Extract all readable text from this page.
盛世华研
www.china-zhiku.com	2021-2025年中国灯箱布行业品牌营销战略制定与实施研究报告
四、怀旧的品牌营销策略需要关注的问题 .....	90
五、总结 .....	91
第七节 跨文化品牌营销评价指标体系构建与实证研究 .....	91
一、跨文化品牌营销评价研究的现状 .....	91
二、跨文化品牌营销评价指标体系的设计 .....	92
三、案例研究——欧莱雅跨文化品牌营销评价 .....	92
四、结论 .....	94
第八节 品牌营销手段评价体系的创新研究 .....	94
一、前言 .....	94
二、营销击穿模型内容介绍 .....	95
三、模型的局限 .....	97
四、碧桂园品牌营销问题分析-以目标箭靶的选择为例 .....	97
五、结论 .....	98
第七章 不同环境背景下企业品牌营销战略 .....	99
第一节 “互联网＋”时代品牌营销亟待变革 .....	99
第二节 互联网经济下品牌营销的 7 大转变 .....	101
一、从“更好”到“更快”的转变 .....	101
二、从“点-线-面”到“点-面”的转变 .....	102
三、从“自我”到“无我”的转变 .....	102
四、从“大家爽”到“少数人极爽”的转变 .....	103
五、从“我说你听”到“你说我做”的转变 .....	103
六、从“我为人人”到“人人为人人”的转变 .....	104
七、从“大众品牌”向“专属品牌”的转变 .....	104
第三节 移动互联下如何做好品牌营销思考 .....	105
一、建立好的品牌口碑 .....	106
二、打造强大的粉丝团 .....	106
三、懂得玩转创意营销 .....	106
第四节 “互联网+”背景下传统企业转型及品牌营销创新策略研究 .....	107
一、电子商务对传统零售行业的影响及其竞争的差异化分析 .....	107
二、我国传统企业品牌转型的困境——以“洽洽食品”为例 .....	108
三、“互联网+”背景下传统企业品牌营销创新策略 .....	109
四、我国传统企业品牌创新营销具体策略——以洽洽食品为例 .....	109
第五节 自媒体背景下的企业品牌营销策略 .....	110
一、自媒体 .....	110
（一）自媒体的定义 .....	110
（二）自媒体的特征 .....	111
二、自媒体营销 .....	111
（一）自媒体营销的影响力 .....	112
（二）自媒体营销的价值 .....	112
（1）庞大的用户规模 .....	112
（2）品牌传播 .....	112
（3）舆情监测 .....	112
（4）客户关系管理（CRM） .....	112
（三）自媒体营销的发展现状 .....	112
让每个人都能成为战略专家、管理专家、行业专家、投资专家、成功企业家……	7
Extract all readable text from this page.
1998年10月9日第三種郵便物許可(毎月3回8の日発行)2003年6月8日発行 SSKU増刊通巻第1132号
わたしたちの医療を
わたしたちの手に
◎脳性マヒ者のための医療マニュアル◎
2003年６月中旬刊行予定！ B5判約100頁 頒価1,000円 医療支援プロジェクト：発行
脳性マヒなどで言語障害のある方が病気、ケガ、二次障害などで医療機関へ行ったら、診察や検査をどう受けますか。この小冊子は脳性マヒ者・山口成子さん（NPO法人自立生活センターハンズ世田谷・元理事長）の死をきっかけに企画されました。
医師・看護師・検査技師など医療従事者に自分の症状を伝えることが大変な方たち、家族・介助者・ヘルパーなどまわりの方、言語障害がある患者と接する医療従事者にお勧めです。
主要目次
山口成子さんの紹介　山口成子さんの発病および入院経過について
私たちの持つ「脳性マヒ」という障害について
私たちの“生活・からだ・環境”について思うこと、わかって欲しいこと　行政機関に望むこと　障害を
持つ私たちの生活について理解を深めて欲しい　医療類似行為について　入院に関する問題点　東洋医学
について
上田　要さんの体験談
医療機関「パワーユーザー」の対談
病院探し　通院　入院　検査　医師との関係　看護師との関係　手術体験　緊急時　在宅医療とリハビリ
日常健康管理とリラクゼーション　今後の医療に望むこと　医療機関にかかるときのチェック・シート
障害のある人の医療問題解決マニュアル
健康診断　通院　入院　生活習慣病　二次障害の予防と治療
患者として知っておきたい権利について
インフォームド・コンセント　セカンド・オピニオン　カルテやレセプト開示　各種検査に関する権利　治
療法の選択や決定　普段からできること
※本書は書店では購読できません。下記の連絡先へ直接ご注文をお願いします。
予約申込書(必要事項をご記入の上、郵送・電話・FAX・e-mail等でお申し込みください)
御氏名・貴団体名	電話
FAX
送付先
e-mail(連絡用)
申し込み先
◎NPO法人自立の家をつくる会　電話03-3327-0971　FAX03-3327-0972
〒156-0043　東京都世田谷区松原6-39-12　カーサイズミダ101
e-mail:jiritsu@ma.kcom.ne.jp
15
__________
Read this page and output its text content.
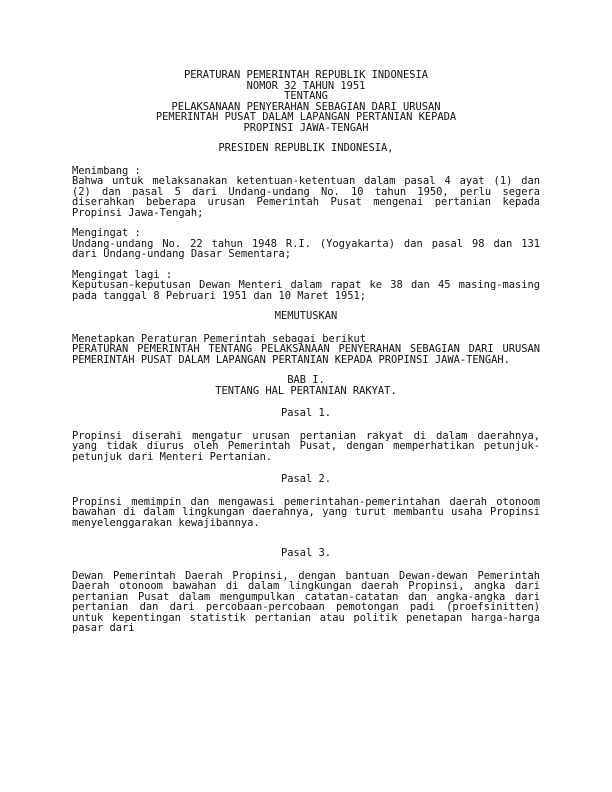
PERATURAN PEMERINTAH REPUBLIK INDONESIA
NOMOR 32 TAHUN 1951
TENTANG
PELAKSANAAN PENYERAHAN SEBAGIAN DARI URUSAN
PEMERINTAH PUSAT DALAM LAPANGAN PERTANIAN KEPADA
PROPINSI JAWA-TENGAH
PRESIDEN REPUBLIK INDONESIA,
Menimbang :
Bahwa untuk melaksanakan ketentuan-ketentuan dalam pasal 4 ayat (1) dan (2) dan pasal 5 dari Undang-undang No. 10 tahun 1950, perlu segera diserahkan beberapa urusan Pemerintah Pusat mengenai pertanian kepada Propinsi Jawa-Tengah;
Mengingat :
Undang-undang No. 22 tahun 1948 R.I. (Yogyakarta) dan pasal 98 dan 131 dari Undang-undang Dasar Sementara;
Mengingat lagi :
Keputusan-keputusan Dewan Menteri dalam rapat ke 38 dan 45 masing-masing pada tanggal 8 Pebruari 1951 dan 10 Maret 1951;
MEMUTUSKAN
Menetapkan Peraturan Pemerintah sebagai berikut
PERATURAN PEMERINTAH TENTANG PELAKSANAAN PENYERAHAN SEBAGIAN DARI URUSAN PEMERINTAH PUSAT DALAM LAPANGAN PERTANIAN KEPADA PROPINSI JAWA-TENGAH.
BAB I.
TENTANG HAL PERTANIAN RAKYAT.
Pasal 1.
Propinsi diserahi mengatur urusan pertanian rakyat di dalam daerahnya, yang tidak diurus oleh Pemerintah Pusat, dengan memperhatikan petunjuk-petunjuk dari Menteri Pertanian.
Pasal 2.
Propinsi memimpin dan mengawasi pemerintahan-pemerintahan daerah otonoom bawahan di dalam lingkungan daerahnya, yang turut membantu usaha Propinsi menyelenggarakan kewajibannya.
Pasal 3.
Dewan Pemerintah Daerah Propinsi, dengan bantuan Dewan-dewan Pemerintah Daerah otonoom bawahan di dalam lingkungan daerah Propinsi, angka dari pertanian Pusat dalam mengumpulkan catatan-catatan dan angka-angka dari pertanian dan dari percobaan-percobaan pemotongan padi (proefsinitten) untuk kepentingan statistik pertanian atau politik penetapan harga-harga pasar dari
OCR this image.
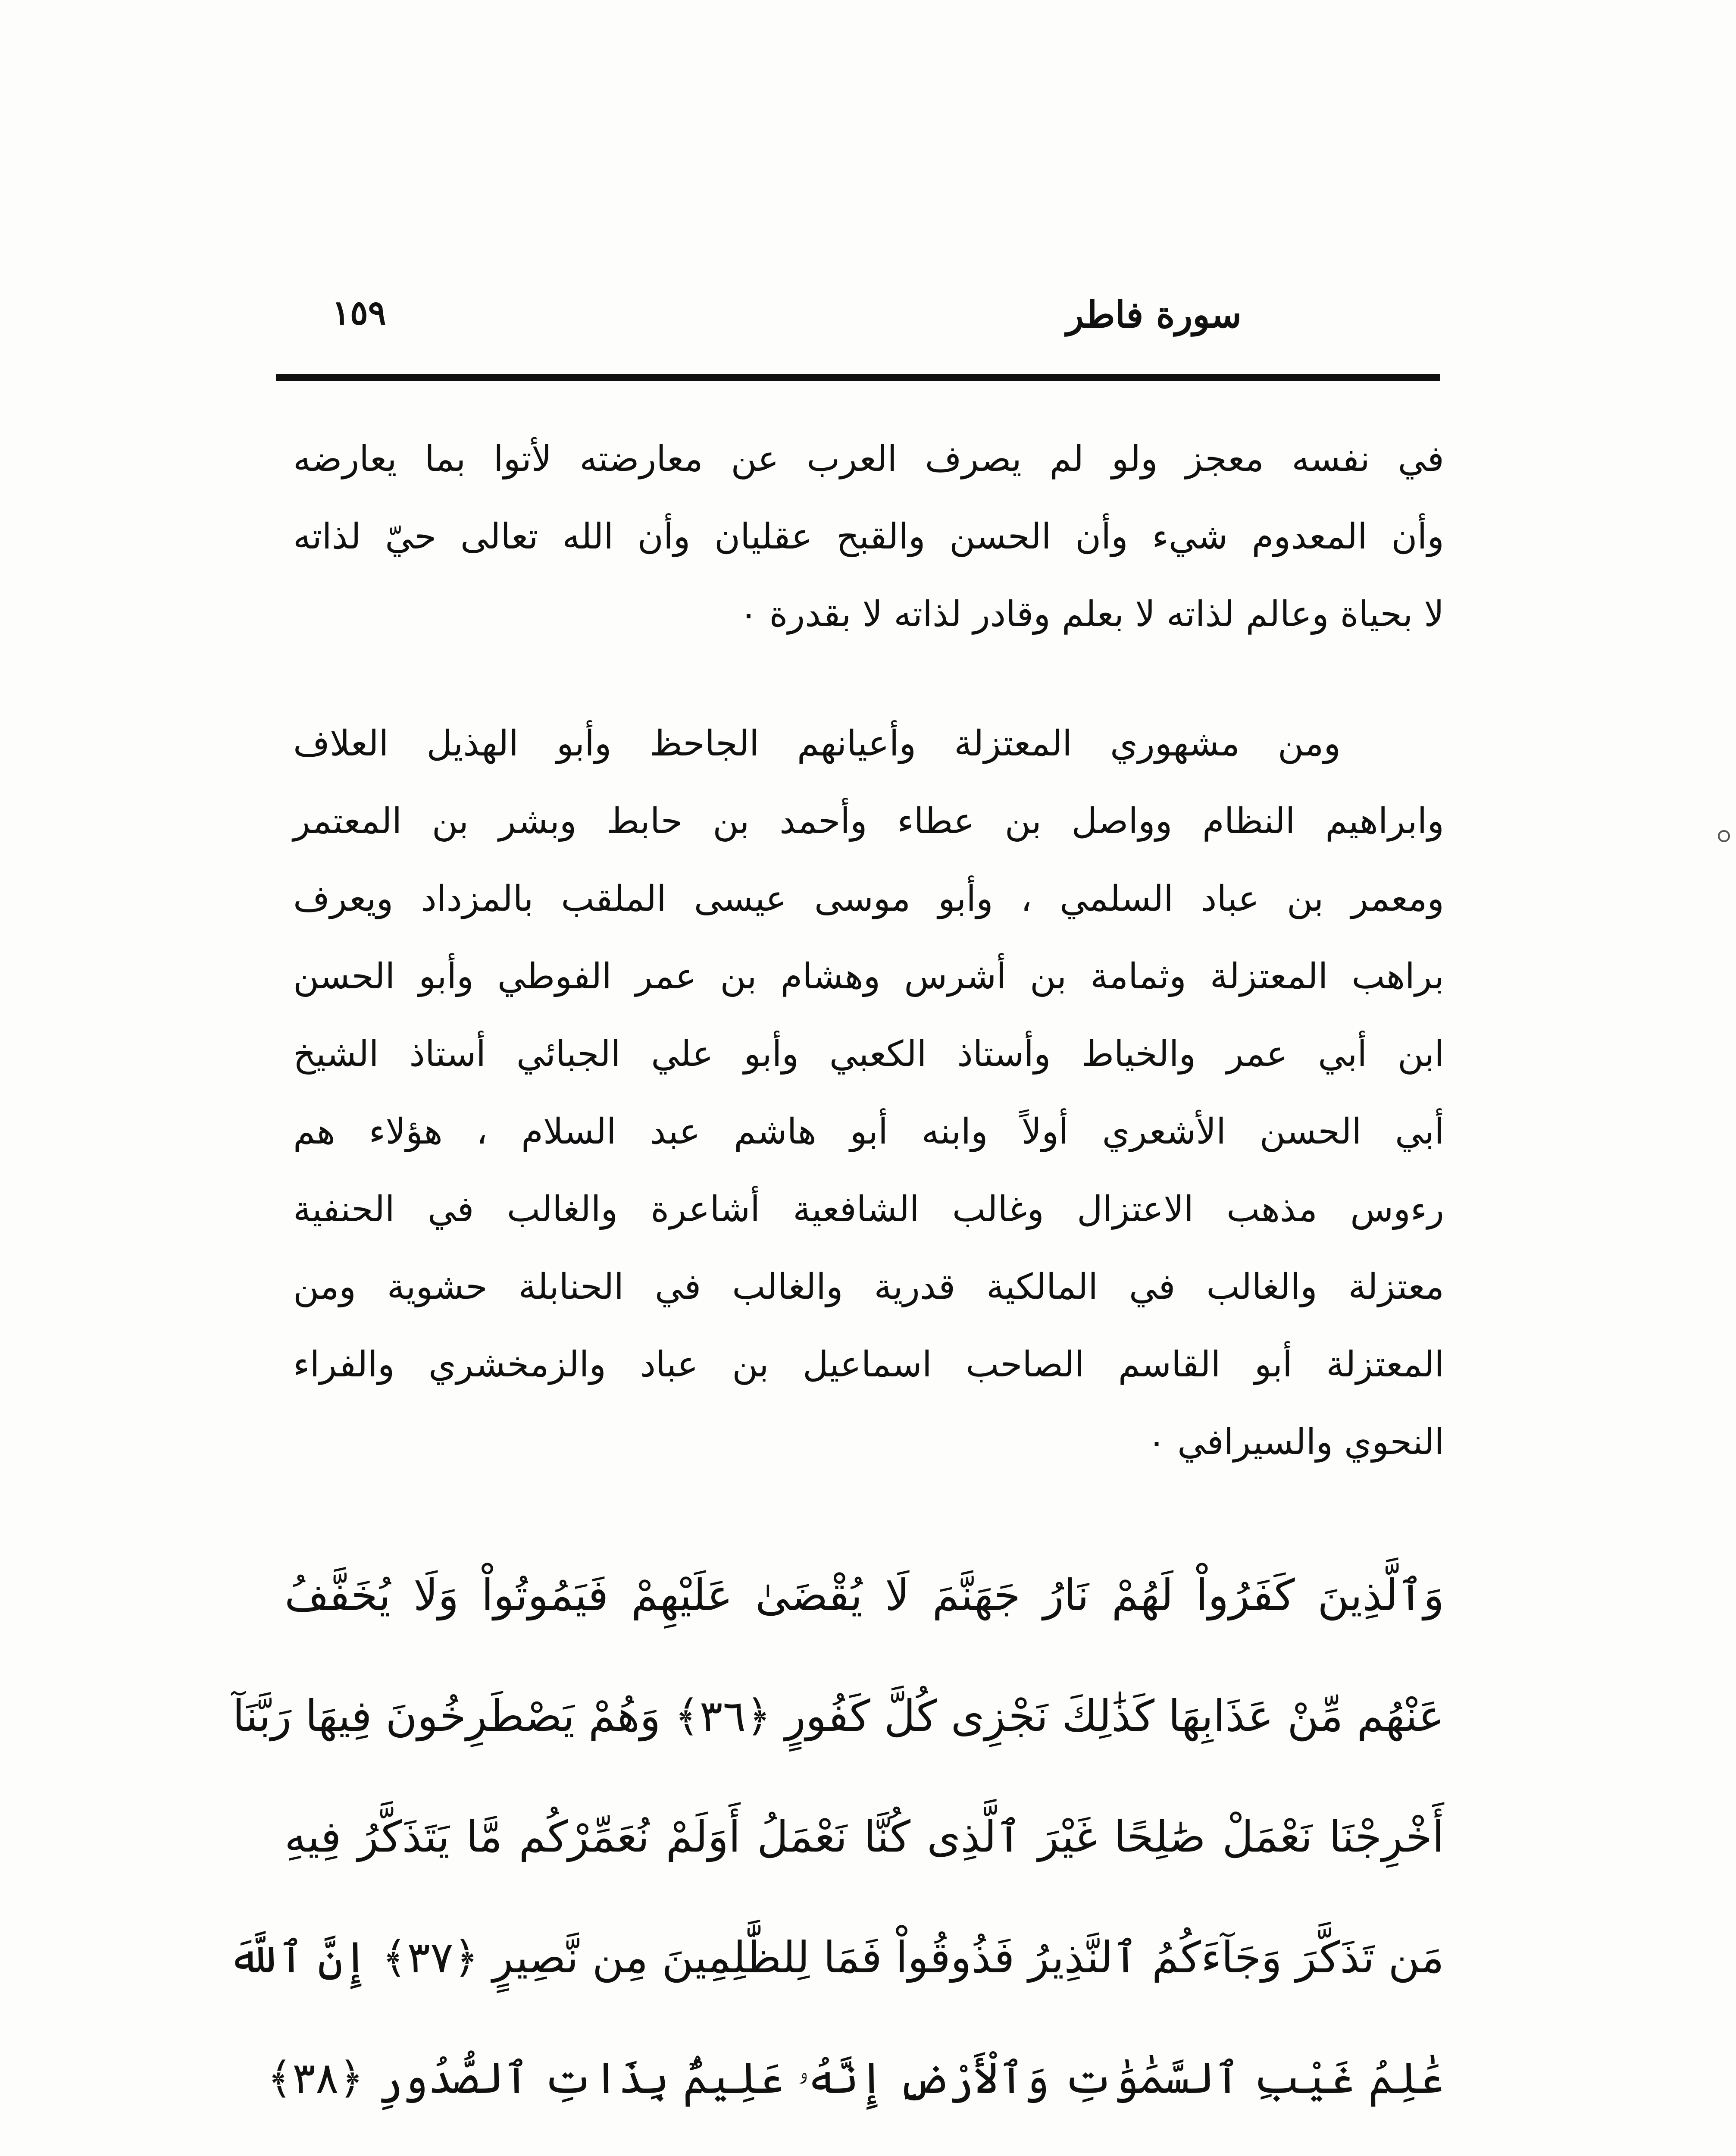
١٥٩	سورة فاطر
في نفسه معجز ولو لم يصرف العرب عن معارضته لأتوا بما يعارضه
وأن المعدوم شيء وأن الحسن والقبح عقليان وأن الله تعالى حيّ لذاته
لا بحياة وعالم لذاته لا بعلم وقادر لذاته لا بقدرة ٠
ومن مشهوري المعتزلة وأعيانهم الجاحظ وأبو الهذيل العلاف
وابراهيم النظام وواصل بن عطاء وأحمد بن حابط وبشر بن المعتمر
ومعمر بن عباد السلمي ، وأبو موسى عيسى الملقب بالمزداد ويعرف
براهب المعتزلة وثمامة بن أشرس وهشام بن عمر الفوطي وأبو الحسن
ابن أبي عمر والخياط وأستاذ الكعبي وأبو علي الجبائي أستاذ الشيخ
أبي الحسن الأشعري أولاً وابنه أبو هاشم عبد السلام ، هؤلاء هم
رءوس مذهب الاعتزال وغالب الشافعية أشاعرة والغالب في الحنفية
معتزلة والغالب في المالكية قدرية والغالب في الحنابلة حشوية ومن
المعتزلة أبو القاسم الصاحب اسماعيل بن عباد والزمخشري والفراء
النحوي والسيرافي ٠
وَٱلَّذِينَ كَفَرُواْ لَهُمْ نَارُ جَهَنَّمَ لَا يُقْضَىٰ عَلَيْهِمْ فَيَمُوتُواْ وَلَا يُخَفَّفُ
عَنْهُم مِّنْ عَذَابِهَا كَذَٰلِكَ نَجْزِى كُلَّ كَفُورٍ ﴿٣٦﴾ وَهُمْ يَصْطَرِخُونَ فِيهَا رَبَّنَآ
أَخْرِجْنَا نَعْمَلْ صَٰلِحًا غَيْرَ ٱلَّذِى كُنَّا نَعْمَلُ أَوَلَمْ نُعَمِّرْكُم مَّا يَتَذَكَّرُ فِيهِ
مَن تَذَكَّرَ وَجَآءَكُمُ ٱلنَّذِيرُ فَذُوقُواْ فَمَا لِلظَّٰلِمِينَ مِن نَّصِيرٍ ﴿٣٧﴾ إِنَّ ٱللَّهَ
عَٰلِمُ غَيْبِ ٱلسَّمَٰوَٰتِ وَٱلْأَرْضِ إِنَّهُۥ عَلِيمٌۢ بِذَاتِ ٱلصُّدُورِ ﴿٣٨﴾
__________
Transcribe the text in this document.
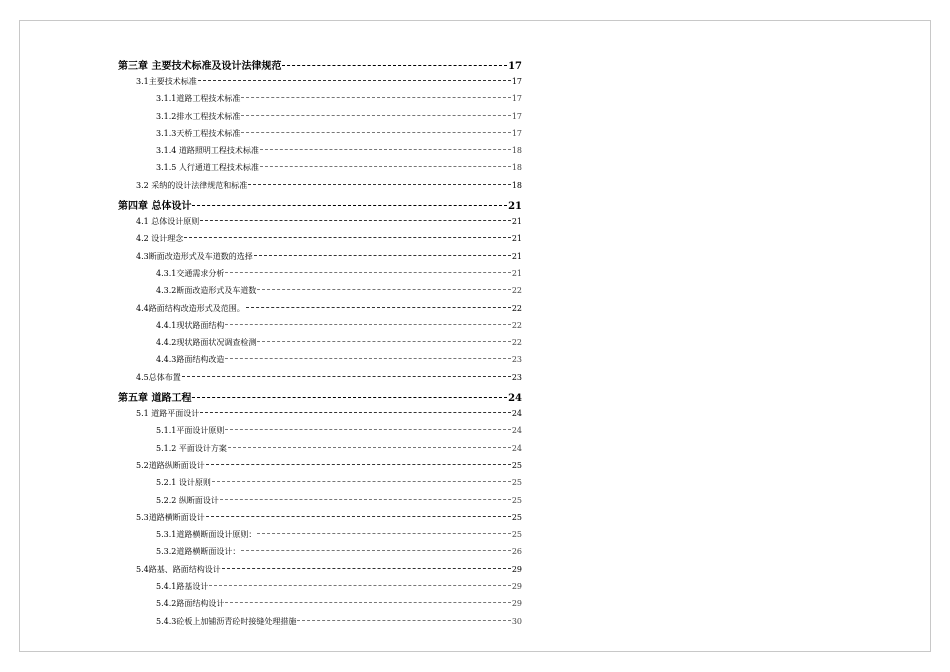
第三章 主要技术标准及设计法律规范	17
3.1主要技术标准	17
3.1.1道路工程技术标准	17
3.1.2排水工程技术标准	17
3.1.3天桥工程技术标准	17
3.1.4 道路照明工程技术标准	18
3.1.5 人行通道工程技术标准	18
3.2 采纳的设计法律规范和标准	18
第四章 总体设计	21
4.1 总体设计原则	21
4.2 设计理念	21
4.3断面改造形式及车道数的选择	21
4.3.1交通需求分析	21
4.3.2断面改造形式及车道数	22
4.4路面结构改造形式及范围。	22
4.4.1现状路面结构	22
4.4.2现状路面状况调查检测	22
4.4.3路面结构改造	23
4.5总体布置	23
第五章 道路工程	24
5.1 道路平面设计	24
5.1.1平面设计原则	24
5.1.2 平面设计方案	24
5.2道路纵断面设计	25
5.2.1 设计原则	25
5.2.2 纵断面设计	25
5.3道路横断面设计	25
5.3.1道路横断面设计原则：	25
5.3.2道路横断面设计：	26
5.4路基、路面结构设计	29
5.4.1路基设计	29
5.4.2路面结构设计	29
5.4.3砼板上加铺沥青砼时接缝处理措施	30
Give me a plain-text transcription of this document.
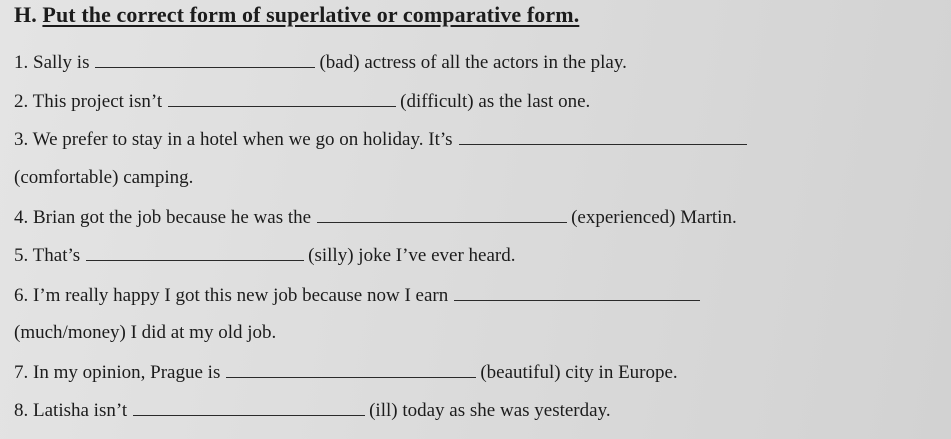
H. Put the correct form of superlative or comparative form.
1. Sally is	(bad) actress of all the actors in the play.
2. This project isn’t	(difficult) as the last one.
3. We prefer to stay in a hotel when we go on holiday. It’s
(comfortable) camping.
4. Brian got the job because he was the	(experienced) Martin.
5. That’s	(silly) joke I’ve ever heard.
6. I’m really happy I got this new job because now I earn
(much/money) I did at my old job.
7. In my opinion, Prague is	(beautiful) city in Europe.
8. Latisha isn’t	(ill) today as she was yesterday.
__________
■ EXERCISE:
Copy each line of the listing that holds the word "dengan".

■ FULL SOLUTION:
Propinsi diserahi mengatur urusan pertanian rakyat di dalam daerahnya, yang tidak diurus oleh Pemerintah Pusat, dengan memperhatikan petunjuk-petunjuk dari Menteri Pertanian.
Dewan Pemerintah Daerah Propinsi, dengan bantuan Dewan-dewan Pemerintah Daerah otonoom bawahan di dalam lingkungan daerah Propinsi, angka dari pertanian Pusat dalam mengumpulkan catatan-catatan dan angka-angka dari pertanian dan dari percobaan-percobaan pemotongan padi (proefsinitten) untuk kepentingan statistik pertanian atau politik penetapan harga-harga pasar dari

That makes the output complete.